Brief | Pull every line containing "ресурсів" from the entries.

** begin Data for this task **

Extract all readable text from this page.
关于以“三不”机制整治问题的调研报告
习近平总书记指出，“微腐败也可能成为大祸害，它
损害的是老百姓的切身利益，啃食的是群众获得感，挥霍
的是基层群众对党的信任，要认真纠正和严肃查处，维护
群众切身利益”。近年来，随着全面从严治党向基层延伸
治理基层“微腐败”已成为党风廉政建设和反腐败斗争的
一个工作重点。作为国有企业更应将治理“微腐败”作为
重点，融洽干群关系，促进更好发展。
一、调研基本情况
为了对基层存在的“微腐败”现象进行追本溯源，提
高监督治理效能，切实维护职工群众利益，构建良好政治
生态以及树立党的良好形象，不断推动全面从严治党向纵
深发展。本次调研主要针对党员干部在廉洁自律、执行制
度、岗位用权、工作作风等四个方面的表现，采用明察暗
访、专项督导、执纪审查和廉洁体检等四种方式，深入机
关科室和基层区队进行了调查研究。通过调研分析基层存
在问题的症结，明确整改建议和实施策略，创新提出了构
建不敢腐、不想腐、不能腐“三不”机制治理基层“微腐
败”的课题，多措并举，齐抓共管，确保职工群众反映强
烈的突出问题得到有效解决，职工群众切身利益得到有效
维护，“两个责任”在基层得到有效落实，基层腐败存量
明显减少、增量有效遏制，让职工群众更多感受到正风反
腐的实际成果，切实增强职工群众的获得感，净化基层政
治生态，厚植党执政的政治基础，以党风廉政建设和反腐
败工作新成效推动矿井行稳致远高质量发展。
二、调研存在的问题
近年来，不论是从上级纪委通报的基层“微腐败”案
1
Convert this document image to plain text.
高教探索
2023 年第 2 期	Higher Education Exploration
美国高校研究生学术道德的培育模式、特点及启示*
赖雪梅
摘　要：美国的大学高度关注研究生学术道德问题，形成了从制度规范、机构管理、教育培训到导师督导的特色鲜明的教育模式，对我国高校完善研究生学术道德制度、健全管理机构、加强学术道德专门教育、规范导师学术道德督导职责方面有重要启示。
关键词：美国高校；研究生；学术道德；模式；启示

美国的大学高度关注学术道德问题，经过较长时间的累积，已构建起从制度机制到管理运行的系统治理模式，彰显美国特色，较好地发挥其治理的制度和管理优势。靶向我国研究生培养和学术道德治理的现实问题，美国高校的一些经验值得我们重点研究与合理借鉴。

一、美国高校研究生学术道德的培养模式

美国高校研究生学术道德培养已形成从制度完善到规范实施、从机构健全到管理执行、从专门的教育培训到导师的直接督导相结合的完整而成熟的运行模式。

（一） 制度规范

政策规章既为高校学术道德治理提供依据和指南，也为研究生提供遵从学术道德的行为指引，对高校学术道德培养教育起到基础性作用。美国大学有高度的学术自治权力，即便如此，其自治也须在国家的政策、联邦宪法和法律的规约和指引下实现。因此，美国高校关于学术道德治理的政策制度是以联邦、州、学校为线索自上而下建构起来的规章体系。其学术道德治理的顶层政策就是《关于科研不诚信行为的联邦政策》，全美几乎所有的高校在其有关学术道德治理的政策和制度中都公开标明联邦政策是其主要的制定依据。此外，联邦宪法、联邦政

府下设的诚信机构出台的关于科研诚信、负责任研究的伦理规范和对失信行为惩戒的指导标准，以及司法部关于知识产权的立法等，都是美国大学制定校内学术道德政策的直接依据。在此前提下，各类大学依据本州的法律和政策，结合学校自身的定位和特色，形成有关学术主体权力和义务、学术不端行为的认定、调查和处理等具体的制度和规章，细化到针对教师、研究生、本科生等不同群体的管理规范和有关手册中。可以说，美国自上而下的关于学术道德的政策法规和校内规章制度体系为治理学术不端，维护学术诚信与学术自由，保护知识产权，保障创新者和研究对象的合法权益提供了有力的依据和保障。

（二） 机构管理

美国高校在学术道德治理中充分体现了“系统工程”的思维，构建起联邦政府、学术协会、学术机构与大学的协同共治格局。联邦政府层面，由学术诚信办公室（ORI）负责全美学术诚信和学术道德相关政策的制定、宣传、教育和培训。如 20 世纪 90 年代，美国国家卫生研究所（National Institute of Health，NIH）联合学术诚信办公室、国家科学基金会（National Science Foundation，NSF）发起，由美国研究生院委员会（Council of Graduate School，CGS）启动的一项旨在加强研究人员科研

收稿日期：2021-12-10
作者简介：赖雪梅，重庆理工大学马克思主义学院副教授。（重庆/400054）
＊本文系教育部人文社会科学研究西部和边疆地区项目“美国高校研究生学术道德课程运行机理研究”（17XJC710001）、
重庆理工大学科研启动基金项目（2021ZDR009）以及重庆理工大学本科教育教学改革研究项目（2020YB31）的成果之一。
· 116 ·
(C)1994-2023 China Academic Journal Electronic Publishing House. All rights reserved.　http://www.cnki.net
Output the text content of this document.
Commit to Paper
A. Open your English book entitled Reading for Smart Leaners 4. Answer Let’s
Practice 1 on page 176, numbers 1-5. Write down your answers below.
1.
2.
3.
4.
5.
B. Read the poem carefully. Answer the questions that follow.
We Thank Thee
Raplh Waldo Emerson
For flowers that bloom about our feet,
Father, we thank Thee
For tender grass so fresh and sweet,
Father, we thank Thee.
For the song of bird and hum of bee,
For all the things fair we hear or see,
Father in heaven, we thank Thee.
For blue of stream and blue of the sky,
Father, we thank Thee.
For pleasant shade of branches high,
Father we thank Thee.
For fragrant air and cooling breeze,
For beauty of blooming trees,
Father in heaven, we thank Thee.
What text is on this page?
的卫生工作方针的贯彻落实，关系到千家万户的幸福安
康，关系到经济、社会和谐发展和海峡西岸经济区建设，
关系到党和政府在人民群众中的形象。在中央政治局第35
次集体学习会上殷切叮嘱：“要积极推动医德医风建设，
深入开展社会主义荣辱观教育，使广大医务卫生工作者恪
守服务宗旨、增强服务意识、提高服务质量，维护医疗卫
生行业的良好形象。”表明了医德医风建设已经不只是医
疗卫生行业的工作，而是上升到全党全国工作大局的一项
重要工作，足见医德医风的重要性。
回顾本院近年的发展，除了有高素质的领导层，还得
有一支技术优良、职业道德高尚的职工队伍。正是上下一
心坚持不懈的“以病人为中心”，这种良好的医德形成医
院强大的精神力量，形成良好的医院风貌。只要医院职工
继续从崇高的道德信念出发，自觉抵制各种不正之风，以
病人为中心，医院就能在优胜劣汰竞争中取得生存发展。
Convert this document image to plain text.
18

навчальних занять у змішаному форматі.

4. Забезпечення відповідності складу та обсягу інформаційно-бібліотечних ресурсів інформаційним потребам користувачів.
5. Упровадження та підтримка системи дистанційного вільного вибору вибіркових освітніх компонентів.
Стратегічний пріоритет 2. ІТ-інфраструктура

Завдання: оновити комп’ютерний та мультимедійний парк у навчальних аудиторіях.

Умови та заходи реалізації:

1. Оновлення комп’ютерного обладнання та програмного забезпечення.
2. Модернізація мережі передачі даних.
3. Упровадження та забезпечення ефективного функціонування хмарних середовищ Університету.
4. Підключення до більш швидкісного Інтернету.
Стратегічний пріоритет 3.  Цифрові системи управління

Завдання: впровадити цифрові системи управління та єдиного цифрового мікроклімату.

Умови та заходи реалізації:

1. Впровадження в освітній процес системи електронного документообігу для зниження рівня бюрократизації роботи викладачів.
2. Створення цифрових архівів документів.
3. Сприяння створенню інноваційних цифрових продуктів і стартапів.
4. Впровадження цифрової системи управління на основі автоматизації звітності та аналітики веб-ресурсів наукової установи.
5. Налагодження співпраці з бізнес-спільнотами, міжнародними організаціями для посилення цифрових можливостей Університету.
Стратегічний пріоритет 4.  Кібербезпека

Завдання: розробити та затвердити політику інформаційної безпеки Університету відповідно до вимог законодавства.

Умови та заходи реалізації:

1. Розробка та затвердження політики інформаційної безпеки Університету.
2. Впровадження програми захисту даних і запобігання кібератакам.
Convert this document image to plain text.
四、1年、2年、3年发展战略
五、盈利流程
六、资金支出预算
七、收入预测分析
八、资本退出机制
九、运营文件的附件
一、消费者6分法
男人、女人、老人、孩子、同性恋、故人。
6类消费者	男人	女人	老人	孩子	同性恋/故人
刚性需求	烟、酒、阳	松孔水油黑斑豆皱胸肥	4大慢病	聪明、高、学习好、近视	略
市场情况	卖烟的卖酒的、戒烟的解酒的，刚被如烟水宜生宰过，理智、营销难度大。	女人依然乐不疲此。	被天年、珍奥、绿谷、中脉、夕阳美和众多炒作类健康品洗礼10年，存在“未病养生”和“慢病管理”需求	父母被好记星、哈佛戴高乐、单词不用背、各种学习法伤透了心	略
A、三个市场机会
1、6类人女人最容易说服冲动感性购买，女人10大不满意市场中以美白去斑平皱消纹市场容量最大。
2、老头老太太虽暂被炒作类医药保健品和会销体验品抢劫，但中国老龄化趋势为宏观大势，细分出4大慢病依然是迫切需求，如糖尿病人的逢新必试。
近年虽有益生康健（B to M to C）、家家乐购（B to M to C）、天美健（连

** end Data for this task **

Final result |
4. Забезпечення відповідності складу та обсягу інформаційно-бібліотечних ресурсів інформаційним потребам користувачів.
4. Впровадження цифрової системи управління на основі автоматизації звітності та аналітики веб-ресурсів наукової установи.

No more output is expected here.